AIM OF THE EXERCISE -
Keep only the lines of the listing that include the word "другу", and copy them.

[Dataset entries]
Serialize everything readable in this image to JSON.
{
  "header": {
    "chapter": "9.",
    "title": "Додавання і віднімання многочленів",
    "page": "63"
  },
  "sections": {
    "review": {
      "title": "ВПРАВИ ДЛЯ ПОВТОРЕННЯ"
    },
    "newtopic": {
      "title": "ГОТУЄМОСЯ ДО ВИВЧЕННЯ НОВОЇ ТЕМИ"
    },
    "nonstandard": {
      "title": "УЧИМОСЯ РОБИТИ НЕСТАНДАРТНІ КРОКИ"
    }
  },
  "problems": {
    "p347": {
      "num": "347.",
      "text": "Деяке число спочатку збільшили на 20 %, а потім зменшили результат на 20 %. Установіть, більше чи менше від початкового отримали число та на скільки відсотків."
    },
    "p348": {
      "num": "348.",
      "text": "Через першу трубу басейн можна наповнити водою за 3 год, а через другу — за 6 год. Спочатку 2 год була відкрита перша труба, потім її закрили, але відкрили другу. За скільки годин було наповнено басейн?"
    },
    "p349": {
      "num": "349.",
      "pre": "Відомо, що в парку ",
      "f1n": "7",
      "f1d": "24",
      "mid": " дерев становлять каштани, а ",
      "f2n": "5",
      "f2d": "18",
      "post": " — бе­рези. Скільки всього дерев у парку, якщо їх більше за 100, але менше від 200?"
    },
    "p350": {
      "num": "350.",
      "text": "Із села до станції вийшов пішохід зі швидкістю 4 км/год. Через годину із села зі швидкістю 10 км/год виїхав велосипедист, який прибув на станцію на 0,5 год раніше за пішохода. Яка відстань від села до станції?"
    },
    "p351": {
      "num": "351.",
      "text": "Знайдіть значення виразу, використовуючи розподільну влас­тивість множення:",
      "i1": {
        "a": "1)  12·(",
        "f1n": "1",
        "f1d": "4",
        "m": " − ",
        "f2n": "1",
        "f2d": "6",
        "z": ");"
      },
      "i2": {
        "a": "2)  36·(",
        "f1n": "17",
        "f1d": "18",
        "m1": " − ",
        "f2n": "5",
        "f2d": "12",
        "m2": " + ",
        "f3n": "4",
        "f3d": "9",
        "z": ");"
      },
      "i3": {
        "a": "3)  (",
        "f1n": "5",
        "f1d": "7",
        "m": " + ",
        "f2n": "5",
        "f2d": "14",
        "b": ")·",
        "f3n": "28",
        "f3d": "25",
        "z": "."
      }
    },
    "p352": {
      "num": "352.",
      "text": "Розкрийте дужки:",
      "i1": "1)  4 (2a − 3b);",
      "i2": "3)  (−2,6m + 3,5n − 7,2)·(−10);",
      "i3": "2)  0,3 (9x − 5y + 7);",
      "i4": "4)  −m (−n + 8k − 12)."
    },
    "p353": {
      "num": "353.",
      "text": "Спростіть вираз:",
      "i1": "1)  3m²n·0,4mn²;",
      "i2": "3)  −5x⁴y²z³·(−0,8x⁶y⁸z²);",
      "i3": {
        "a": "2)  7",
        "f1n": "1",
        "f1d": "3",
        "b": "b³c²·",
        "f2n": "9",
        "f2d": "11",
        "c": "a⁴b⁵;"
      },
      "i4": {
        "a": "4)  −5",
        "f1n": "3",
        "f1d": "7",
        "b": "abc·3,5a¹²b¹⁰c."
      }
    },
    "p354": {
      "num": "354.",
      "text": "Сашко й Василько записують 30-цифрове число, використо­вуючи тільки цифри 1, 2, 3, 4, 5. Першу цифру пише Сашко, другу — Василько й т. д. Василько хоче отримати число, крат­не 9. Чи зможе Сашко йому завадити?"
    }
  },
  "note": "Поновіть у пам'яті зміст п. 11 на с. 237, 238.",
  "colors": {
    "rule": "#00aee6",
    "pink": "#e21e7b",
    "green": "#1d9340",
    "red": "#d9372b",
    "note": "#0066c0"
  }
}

EXPECTED OUTPUT -
      "text": "Через першу трубу басейн можна наповнити водою за 3 год, а через другу — за 6 год. Спочатку 2 год була відкрита перша труба, потім її закрили, але відкрили другу. За скільки годин було наповнено басейн?"
      "text": "Сашко й Василько записують 30-цифрове число, використо­вуючи тільки цифри 1, 2, 3, 4, 5. Першу цифру пише Сашко, другу — Василько й т. д. Василько хоче отримати число, крат­не 9. Чи зможе Сашко йому завадити?"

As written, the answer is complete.